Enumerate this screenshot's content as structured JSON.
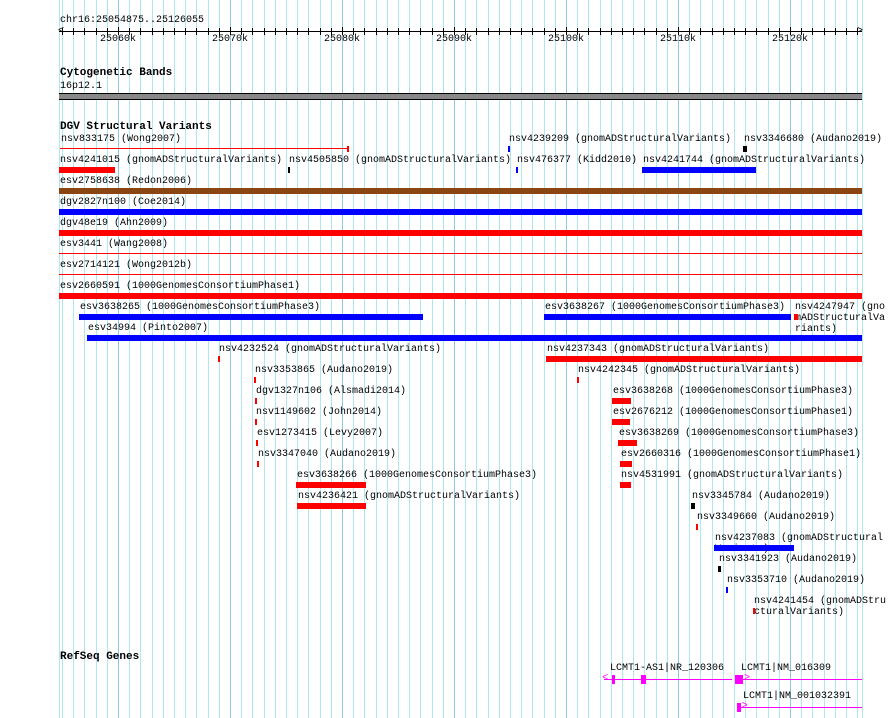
{
  "ruler": {
    "position": "chr16:25054875..25126055",
    "view_start": 25054875,
    "view_end": 25126055,
    "tick_labels": [
      "25060k",
      "25070k",
      "25080k",
      "25090k",
      "25100k",
      "25110k",
      "25120k"
    ]
  },
  "cytoband_track": {
    "title": "Cytogenetic Bands",
    "band": "16p12.1",
    "band_color": "#888888"
  },
  "dgv_track": {
    "title": "DGV Structural Variants",
    "colors": {
      "loss": "#ff0000",
      "gain": "#0000ff",
      "gain_loss": "#8b4513",
      "other": "#000000"
    },
    "rows": [
      [
        {
          "id": "nsv833175",
          "source": "Wong2007",
          "color": "#ff0000",
          "start_kb": 25054.8,
          "end_kb": 25080.6,
          "style": "line-end"
        },
        {
          "id": "nsv4239209",
          "source": "gnomADStructuralVariants",
          "color": "#0000ff",
          "start_kb": 25094.8,
          "end_kb": 25095.0
        },
        {
          "id": "nsv3346680",
          "source": "Audano2019",
          "color": "#000000",
          "start_kb": 25115.8,
          "end_kb": 25116.2
        }
      ],
      [
        {
          "id": "nsv4241015",
          "source": "gnomADStructuralVariants",
          "color": "#ff0000",
          "start_kb": 25054.7,
          "end_kb": 25059.7
        },
        {
          "id": "nsv4505850",
          "source": "gnomADStructuralVariants",
          "color": "#000000",
          "start_kb": 25075.2,
          "end_kb": 25075.4
        },
        {
          "id": "nsv476377",
          "source": "Kidd2010",
          "color": "#0000ff",
          "start_kb": 25095.5,
          "end_kb": 25095.7
        },
        {
          "id": "nsv4241744",
          "source": "gnomADStructuralVariants",
          "color": "#0000ff",
          "start_kb": 25106.8,
          "end_kb": 25117.0
        }
      ],
      [
        {
          "id": "esv2758638",
          "source": "Redon2006",
          "color": "#8b4513",
          "start_kb": 25054.0,
          "end_kb": 25127.0
        }
      ],
      [
        {
          "id": "dgv2827n100",
          "source": "Coe2014",
          "color": "#0000ff",
          "start_kb": 25054.0,
          "end_kb": 25127.0
        }
      ],
      [
        {
          "id": "dgv48e19",
          "source": "Ahn2009",
          "color": "#ff0000",
          "start_kb": 25054.0,
          "end_kb": 25127.0
        }
      ],
      [
        {
          "id": "esv3441",
          "source": "Wang2008",
          "color": "#ff0000",
          "start_kb": 25054.0,
          "end_kb": 25127.0,
          "style": "line"
        }
      ],
      [
        {
          "id": "esv2714121",
          "source": "Wong2012b",
          "color": "#ff0000",
          "start_kb": 25054.0,
          "end_kb": 25127.0,
          "style": "line"
        }
      ],
      [
        {
          "id": "esv2660591",
          "source": "1000GenomesConsortiumPhase1",
          "color": "#ff0000",
          "start_kb": 25054.0,
          "end_kb": 25127.0
        }
      ],
      [
        {
          "id": "esv3638265",
          "source": "1000GenomesConsortiumPhase3",
          "color": "#0000ff",
          "start_kb": 25056.5,
          "end_kb": 25087.2
        },
        {
          "id": "esv3638267",
          "source": "1000GenomesConsortiumPhase3",
          "color": "#0000ff",
          "start_kb": 25098.0,
          "end_kb": 25120.1
        },
        {
          "id": "nsv4247947",
          "source": "gnomADStructuralVariants",
          "color": "#ff0000",
          "start_kb": 25120.4,
          "end_kb": 25120.7
        }
      ],
      [
        {
          "id": "esv34994",
          "source": "Pinto2007",
          "color": "#0000ff",
          "start_kb": 25057.2,
          "end_kb": 25127.0
        }
      ],
      [
        {
          "id": "nsv4232524",
          "source": "gnomADStructuralVariants",
          "color": "#ff0000",
          "start_kb": 25068.9,
          "end_kb": 25069.1
        },
        {
          "id": "nsv4237343",
          "source": "gnomADStructuralVariants",
          "color": "#ff0000",
          "start_kb": 25098.2,
          "end_kb": 25127.0
        }
      ],
      [
        {
          "id": "nsv3353865",
          "source": "Audano2019",
          "color": "#ff0000",
          "start_kb": 25072.1,
          "end_kb": 25072.3
        },
        {
          "id": "nsv4242345",
          "source": "gnomADStructuralVariants",
          "color": "#ff0000",
          "start_kb": 25101.0,
          "end_kb": 25101.2
        }
      ],
      [
        {
          "id": "dgv1327n106",
          "source": "Alsmadi2014",
          "color": "#ff0000",
          "start_kb": 25072.2,
          "end_kb": 25072.4
        },
        {
          "id": "esv3638268",
          "source": "1000GenomesConsortiumPhase3",
          "color": "#ff0000",
          "start_kb": 25104.1,
          "end_kb": 25105.8
        }
      ],
      [
        {
          "id": "nsv1149602",
          "source": "John2014",
          "color": "#ff0000",
          "start_kb": 25072.2,
          "end_kb": 25072.4
        },
        {
          "id": "esv2676212",
          "source": "1000GenomesConsortiumPhase1",
          "color": "#ff0000",
          "start_kb": 25104.1,
          "end_kb": 25105.7
        }
      ],
      [
        {
          "id": "esv1273415",
          "source": "Levy2007",
          "color": "#ff0000",
          "start_kb": 25072.3,
          "end_kb": 25072.5
        },
        {
          "id": "esv3638269",
          "source": "1000GenomesConsortiumPhase3",
          "color": "#ff0000",
          "start_kb": 25104.6,
          "end_kb": 25106.3
        }
      ],
      [
        {
          "id": "nsv3347040",
          "source": "Audano2019",
          "color": "#ff0000",
          "start_kb": 25072.4,
          "end_kb": 25072.6
        },
        {
          "id": "esv2660316",
          "source": "1000GenomesConsortiumPhase1",
          "color": "#ff0000",
          "start_kb": 25104.8,
          "end_kb": 25105.9
        }
      ],
      [
        {
          "id": "esv3638266",
          "source": "1000GenomesConsortiumPhase3",
          "color": "#ff0000",
          "start_kb": 25075.9,
          "end_kb": 25082.1
        },
        {
          "id": "nsv4531991",
          "source": "gnomADStructuralVariants",
          "color": "#ff0000",
          "start_kb": 25104.8,
          "end_kb": 25105.8
        }
      ],
      [
        {
          "id": "nsv4236421",
          "source": "gnomADStructuralVariants",
          "color": "#ff0000",
          "start_kb": 25076.0,
          "end_kb": 25082.1
        },
        {
          "id": "nsv3345784",
          "source": "Audano2019",
          "color": "#000000",
          "start_kb": 25111.2,
          "end_kb": 25111.5
        }
      ],
      [
        {
          "id": "nsv3349660",
          "source": "Audano2019",
          "color": "#ff0000",
          "start_kb": 25111.6,
          "end_kb": 25111.8
        }
      ],
      [
        {
          "id": "nsv4237083",
          "source": "gnomADStructuralVariants",
          "color": "#0000ff",
          "start_kb": 25113.2,
          "end_kb": 25120.4
        }
      ],
      [
        {
          "id": "nsv3341923",
          "source": "Audano2019",
          "color": "#000000",
          "start_kb": 25113.6,
          "end_kb": 25113.8
        }
      ],
      [
        {
          "id": "nsv3353710",
          "source": "Audano2019",
          "color": "#0000ff",
          "start_kb": 25114.3,
          "end_kb": 25114.5
        }
      ],
      [
        {
          "id": "nsv4241454",
          "source": "gnomADStructuralVariants",
          "color": "#ff0000",
          "start_kb": 25116.7,
          "end_kb": 25116.9
        }
      ]
    ]
  },
  "refseq_track": {
    "title": "RefSeq Genes",
    "color": "#ff00ff",
    "genes": [
      {
        "label": "LCMT1-AS1|NR_120306",
        "strand": "-",
        "start_kb": 25103.4,
        "end_kb": 25114.8,
        "exons_kb": [
          [
            25104.1,
            25104.3
          ],
          [
            25106.7,
            25107.1
          ]
        ],
        "row": 0
      },
      {
        "label": "LCMT1|NM_016309",
        "strand": "+",
        "start_kb": 25115.1,
        "end_kb": 25127.0,
        "exons_kb": [
          [
            25115.1,
            25115.8
          ]
        ],
        "row": 0,
        "label_kb": 25115.1
      },
      {
        "label": "LCMT1|NM_001032391",
        "strand": "+",
        "start_kb": 25115.3,
        "end_kb": 25127.0,
        "exons_kb": [
          [
            25115.3,
            25115.6
          ]
        ],
        "row": 1
      }
    ]
  }
}
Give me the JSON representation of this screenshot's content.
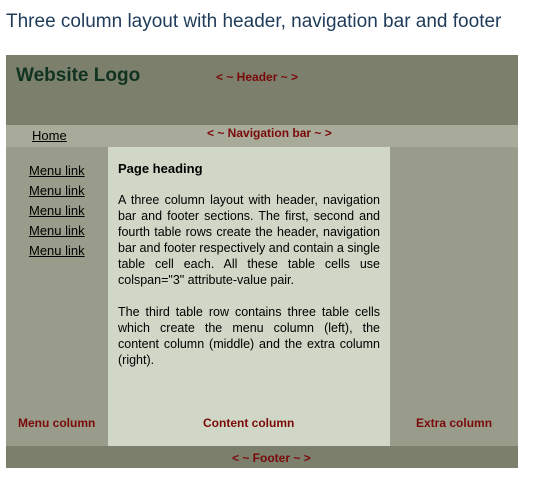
{
  "page": {
    "title": "Three column layout with header, navigation bar and footer"
  },
  "header": {
    "logo": "Website Logo",
    "label": "< ~ Header ~ >"
  },
  "nav": {
    "home_link": "Home",
    "label": "< ~ Navigation bar ~ >"
  },
  "menu_column": {
    "links": [
      "Menu link",
      "Menu link",
      "Menu link",
      "Menu link",
      "Menu link"
    ],
    "label": "Menu column"
  },
  "content_column": {
    "heading": "Page heading",
    "paragraphs": [
      "A three column layout with header, navigation bar and footer sections. The first, second and fourth table rows create the header, navigation bar and footer respectively and contain a single table cell each. All these table cells use colspan=\"3\" attribute-value pair.",
      "The third table row contains three table cells which create the menu column (left), the content column (middle) and the extra column (right)."
    ],
    "label": "Content column"
  },
  "extra_column": {
    "label": "Extra column"
  },
  "footer": {
    "label": "< ~ Footer ~ >"
  },
  "colors": {
    "header_bg": "#7b7f6c",
    "nav_bg": "#a8ab99",
    "side_column_bg": "#999c8a",
    "content_bg": "#d1d7c6",
    "label_color": "#7a0a0a",
    "logo_color": "#0f3320",
    "title_color": "#1f3b5a"
  }
}
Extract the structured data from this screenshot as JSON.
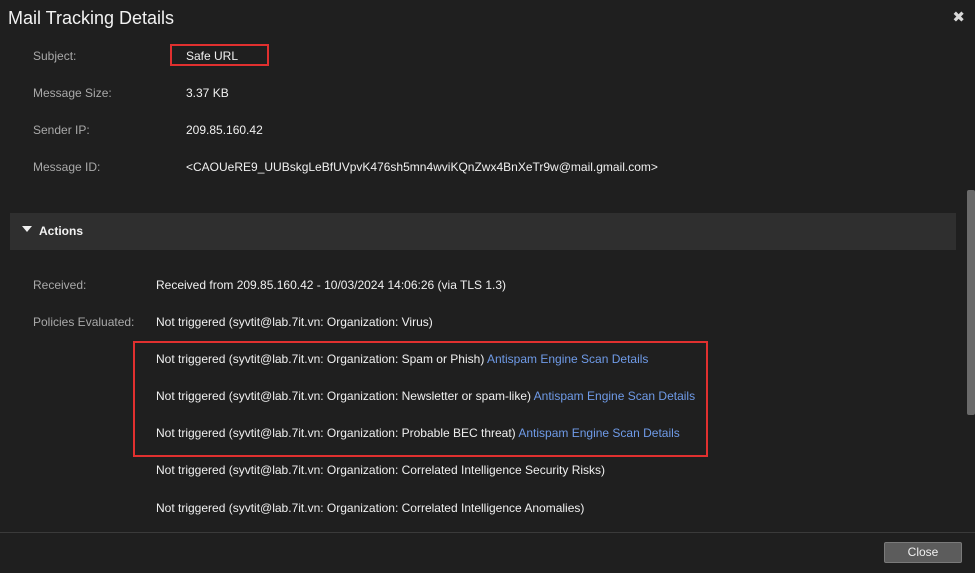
{
  "dialog": {
    "title": "Mail Tracking Details",
    "close_glyph": "✖"
  },
  "details": {
    "subject_label": "Subject:",
    "subject_value": "Safe URL",
    "size_label": "Message Size:",
    "size_value": "3.37 KB",
    "ip_label": "Sender IP:",
    "ip_value": "209.85.160.42",
    "id_label": "Message ID:",
    "id_value": "<CAOUeRE9_UUBskgLeBfUVpvK476sh5mn4wviKQnZwx4BnXeTr9w@mail.gmail.com>"
  },
  "actions": {
    "header": "Actions",
    "received_label": "Received:",
    "received_value": "Received from 209.85.160.42 - 10/03/2024 14:06:26 (via TLS 1.3)",
    "policies_label": "Policies Evaluated:",
    "policies": [
      {
        "text": "Not triggered (syvtit@lab.7it.vn: Organization: Virus)",
        "link": ""
      },
      {
        "text": "Not triggered (syvtit@lab.7it.vn: Organization: Spam or Phish)",
        "link": "Antispam Engine Scan Details"
      },
      {
        "text": "Not triggered (syvtit@lab.7it.vn: Organization: Newsletter or spam-like)",
        "link": "Antispam Engine Scan Details"
      },
      {
        "text": "Not triggered (syvtit@lab.7it.vn: Organization: Probable BEC threat)",
        "link": "Antispam Engine Scan Details"
      },
      {
        "text": "Not triggered (syvtit@lab.7it.vn: Organization: Correlated Intelligence Security Risks)",
        "link": ""
      },
      {
        "text": "Not triggered (syvtit@lab.7it.vn: Organization: Correlated Intelligence Anomalies)",
        "link": ""
      }
    ]
  },
  "footer": {
    "close_label": "Close"
  },
  "colors": {
    "highlight": "#e0302f",
    "link": "#6f9be8",
    "background": "#1f1f1f"
  }
}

------------------------------------------------------------------------

Your assignment:
Without the pictures, repeat the line with "Extract the structured" and every line after it to the end of the listing, and nothing else.

Answer:
Extract the structured data from this screenshot as JSON.
{
  "dialog": {
    "title": "Mail Tracking Details",
    "close_glyph": "✖"
  },
  "details": {
    "subject_label": "Subject:",
    "subject_value": "Safe URL",
    "size_label": "Message Size:",
    "size_value": "3.37 KB",
    "ip_label": "Sender IP:",
    "ip_value": "209.85.160.42",
    "id_label": "Message ID:",
    "id_value": "<CAOUeRE9_UUBskgLeBfUVpvK476sh5mn4wviKQnZwx4BnXeTr9w@mail.gmail.com>"
  },
  "actions": {
    "header": "Actions",
    "received_label": "Received:",
    "received_value": "Received from 209.85.160.42 - 10/03/2024 14:06:26 (via TLS 1.3)",
    "policies_label": "Policies Evaluated:",
    "policies": [
      {
        "text": "Not triggered (syvtit@lab.7it.vn: Organization: Virus)",
        "link": ""
      },
      {
        "text": "Not triggered (syvtit@lab.7it.vn: Organization: Spam or Phish)",
        "link": "Antispam Engine Scan Details"
      },
      {
        "text": "Not triggered (syvtit@lab.7it.vn: Organization: Newsletter or spam-like)",
        "link": "Antispam Engine Scan Details"
      },
      {
        "text": "Not triggered (syvtit@lab.7it.vn: Organization: Probable BEC threat)",
        "link": "Antispam Engine Scan Details"
      },
      {
        "text": "Not triggered (syvtit@lab.7it.vn: Organization: Correlated Intelligence Security Risks)",
        "link": ""
      },
      {
        "text": "Not triggered (syvtit@lab.7it.vn: Organization: Correlated Intelligence Anomalies)",
        "link": ""
      }
    ]
  },
  "footer": {
    "close_label": "Close"
  },
  "colors": {
    "highlight": "#e0302f",
    "link": "#6f9be8",
    "background": "#1f1f1f"
  }
}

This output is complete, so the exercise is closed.